Data entries:
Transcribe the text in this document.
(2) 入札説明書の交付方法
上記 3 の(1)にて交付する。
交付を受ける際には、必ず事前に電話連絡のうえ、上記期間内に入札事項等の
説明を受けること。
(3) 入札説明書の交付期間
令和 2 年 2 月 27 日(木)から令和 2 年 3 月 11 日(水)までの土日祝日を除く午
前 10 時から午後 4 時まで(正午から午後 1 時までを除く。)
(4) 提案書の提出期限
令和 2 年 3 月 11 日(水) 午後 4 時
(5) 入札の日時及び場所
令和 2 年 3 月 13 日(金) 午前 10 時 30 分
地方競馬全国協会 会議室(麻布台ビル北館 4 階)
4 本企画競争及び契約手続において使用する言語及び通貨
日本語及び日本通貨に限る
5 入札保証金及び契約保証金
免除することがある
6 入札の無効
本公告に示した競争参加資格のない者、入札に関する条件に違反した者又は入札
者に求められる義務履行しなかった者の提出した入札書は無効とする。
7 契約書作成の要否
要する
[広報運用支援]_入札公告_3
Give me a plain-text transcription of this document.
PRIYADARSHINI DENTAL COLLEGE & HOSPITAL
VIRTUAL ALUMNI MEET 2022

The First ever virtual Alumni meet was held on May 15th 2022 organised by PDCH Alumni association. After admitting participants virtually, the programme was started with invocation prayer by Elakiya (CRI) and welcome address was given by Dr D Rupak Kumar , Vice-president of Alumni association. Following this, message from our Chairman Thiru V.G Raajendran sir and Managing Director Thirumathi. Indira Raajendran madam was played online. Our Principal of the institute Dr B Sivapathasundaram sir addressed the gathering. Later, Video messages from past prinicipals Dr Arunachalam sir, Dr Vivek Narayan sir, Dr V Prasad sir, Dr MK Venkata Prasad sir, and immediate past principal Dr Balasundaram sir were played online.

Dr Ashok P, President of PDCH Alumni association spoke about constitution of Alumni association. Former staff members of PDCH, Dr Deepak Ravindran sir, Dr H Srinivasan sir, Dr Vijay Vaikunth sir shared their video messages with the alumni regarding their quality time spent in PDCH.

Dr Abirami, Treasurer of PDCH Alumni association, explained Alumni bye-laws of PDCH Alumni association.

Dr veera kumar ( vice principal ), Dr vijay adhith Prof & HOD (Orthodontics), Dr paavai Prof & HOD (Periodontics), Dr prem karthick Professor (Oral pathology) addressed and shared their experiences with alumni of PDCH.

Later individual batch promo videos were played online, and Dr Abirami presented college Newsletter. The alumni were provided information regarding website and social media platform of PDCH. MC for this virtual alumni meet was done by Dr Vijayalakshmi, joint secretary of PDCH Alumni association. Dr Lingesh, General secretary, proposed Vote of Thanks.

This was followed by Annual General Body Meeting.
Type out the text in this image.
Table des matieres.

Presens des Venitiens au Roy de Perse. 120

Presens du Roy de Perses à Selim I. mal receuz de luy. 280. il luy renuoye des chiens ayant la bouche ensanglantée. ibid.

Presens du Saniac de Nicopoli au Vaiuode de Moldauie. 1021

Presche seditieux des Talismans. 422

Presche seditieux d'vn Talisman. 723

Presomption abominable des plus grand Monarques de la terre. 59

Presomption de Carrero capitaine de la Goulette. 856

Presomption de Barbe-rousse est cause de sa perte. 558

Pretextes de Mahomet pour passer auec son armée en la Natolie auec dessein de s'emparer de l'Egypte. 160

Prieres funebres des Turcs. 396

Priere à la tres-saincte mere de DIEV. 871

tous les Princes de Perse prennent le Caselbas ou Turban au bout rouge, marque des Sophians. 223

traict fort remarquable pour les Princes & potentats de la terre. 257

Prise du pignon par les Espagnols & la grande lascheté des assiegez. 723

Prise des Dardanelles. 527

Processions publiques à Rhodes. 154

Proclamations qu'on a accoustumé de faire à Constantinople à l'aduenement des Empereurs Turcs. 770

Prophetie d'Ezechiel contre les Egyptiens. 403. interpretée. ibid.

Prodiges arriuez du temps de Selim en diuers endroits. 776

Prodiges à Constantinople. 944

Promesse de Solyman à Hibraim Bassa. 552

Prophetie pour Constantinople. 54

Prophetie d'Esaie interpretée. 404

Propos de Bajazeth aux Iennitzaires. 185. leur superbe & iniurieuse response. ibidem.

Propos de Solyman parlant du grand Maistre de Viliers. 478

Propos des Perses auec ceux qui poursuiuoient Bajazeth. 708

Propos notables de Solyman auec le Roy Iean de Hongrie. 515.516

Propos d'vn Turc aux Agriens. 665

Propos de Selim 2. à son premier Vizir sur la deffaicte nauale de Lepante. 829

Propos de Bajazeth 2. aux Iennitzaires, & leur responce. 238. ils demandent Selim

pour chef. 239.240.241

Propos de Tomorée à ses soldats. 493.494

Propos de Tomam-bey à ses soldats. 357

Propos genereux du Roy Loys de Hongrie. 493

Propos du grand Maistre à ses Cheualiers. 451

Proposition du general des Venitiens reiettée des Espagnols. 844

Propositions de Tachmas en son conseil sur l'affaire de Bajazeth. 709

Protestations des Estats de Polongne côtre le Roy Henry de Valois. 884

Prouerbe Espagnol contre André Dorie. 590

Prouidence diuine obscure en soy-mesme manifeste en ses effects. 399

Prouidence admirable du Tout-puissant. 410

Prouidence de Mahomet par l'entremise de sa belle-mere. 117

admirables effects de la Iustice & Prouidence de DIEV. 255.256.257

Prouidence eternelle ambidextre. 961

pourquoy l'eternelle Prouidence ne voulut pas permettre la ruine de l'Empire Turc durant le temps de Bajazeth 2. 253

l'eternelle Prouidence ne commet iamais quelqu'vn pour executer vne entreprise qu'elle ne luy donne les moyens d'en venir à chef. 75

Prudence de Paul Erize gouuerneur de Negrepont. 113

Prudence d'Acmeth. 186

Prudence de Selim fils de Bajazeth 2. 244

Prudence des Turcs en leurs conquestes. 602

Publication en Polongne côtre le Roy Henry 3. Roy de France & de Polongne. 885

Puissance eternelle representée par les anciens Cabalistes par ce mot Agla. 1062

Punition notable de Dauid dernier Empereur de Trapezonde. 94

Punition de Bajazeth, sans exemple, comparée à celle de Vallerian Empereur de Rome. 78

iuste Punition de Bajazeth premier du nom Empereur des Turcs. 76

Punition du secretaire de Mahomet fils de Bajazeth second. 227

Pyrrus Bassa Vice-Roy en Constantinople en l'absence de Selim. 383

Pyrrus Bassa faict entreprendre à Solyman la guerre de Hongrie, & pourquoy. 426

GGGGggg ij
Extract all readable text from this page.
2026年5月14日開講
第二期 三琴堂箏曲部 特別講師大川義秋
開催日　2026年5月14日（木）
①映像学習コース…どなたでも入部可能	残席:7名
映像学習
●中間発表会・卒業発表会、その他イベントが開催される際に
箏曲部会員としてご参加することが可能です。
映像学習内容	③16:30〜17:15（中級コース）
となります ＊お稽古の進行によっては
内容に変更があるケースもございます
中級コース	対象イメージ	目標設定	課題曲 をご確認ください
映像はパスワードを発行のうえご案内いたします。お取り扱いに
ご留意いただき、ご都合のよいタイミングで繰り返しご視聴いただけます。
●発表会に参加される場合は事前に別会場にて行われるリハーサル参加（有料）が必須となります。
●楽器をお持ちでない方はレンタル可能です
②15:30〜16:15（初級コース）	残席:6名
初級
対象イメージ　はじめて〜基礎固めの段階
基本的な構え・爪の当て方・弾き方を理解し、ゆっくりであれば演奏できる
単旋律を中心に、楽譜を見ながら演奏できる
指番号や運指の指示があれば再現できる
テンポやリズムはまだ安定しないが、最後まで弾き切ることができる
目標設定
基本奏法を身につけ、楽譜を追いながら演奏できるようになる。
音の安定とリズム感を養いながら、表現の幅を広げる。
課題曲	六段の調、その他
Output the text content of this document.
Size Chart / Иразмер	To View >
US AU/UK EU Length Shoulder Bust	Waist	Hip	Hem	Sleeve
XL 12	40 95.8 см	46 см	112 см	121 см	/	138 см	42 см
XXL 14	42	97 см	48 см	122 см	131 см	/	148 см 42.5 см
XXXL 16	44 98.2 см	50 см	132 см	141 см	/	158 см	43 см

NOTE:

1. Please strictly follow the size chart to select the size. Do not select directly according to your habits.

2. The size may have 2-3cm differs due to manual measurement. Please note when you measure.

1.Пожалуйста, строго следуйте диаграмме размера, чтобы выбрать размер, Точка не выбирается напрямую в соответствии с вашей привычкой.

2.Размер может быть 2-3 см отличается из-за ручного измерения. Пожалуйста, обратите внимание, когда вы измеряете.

What is expected
Of the lines in the entries, how many include the word "Hongrie"? State only the number.

Result of the task
3